__Goal__
Copy every record exactly, and keep the pictures out.

__Materials provided__
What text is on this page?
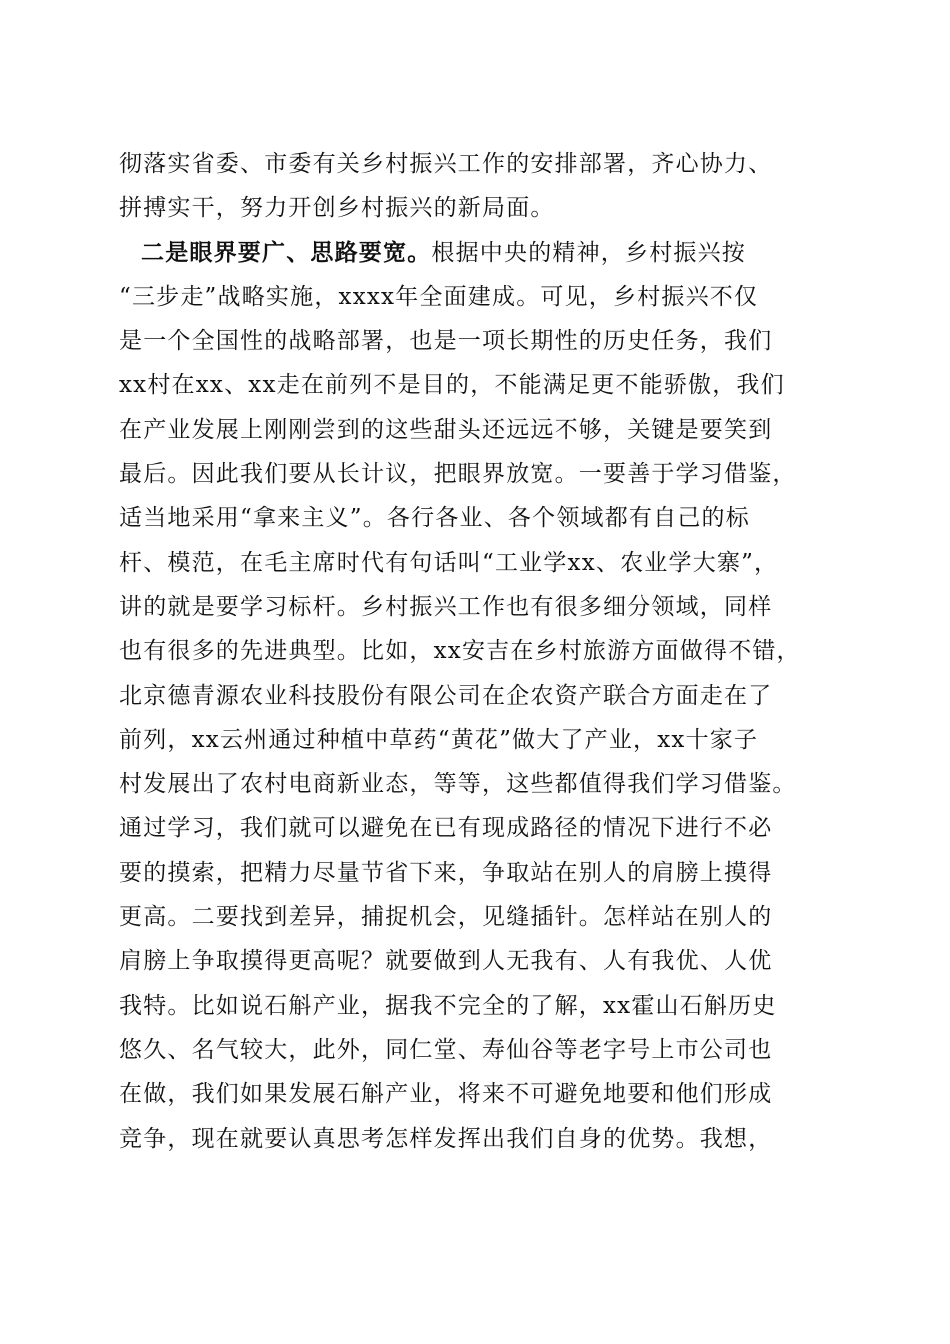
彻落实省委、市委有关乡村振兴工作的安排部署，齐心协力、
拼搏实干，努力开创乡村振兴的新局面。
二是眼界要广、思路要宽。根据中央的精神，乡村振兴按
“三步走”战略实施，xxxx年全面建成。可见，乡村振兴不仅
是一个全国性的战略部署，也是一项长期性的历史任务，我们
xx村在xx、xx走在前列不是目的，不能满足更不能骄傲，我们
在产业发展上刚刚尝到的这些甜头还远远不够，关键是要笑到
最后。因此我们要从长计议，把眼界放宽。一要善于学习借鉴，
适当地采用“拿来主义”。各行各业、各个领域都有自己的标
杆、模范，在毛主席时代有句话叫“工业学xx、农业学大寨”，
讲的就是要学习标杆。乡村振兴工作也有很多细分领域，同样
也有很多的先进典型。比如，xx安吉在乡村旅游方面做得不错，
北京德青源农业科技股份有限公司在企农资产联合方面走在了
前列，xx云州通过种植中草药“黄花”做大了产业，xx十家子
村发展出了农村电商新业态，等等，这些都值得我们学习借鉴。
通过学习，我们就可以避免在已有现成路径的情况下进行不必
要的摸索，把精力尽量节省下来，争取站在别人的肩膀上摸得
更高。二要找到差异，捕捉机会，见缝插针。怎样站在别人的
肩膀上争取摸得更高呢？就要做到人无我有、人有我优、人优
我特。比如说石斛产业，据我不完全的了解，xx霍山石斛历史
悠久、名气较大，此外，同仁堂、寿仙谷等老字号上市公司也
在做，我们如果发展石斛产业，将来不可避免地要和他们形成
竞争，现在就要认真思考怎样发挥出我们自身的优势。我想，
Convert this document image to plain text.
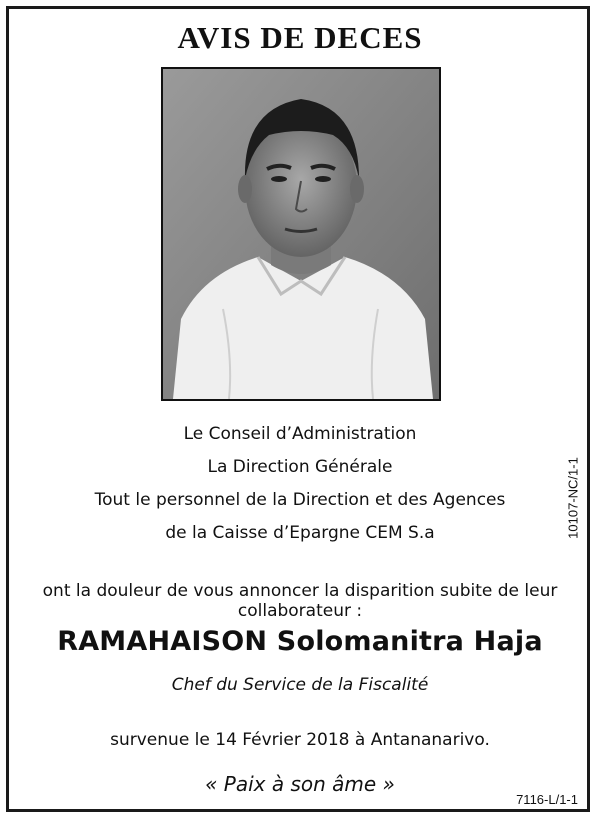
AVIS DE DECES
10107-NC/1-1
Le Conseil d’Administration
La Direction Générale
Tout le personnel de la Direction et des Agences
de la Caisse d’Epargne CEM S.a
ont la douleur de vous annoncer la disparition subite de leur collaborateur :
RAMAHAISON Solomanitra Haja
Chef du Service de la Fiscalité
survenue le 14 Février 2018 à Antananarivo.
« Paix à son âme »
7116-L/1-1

__Exercise response__
What text is on this page?
彻落实省委、市委有关乡村振兴工作的安排部署，齐心协力、
拼搏实干，努力开创乡村振兴的新局面。
二是眼界要广、思路要宽。根据中央的精神，乡村振兴按
“三步走”战略实施，xxxx年全面建成。可见，乡村振兴不仅
是一个全国性的战略部署，也是一项长期性的历史任务，我们
xx村在xx、xx走在前列不是目的，不能满足更不能骄傲，我们
在产业发展上刚刚尝到的这些甜头还远远不够，关键是要笑到
最后。因此我们要从长计议，把眼界放宽。一要善于学习借鉴，
适当地采用“拿来主义”。各行各业、各个领域都有自己的标
杆、模范，在毛主席时代有句话叫“工业学xx、农业学大寨”，
讲的就是要学习标杆。乡村振兴工作也有很多细分领域，同样
也有很多的先进典型。比如，xx安吉在乡村旅游方面做得不错，
北京德青源农业科技股份有限公司在企农资产联合方面走在了
前列，xx云州通过种植中草药“黄花”做大了产业，xx十家子
村发展出了农村电商新业态，等等，这些都值得我们学习借鉴。
通过学习，我们就可以避免在已有现成路径的情况下进行不必
要的摸索，把精力尽量节省下来，争取站在别人的肩膀上摸得
更高。二要找到差异，捕捉机会，见缝插针。怎样站在别人的
肩膀上争取摸得更高呢？就要做到人无我有、人有我优、人优
我特。比如说石斛产业，据我不完全的了解，xx霍山石斛历史
悠久、名气较大，此外，同仁堂、寿仙谷等老字号上市公司也
在做，我们如果发展石斛产业，将来不可避免地要和他们形成
竞争，现在就要认真思考怎样发挥出我们自身的优势。我想，
Convert this document image to plain text.
AVIS DE DECES
10107-NC/1-1
Le Conseil d’Administration
La Direction Générale
Tout le personnel de la Direction et des Agences
de la Caisse d’Epargne CEM S.a
ont la douleur de vous annoncer la disparition subite de leur collaborateur :
RAMAHAISON Solomanitra Haja
Chef du Service de la Fiscalité
survenue le 14 Février 2018 à Antananarivo.
« Paix à son âme »
7116-L/1-1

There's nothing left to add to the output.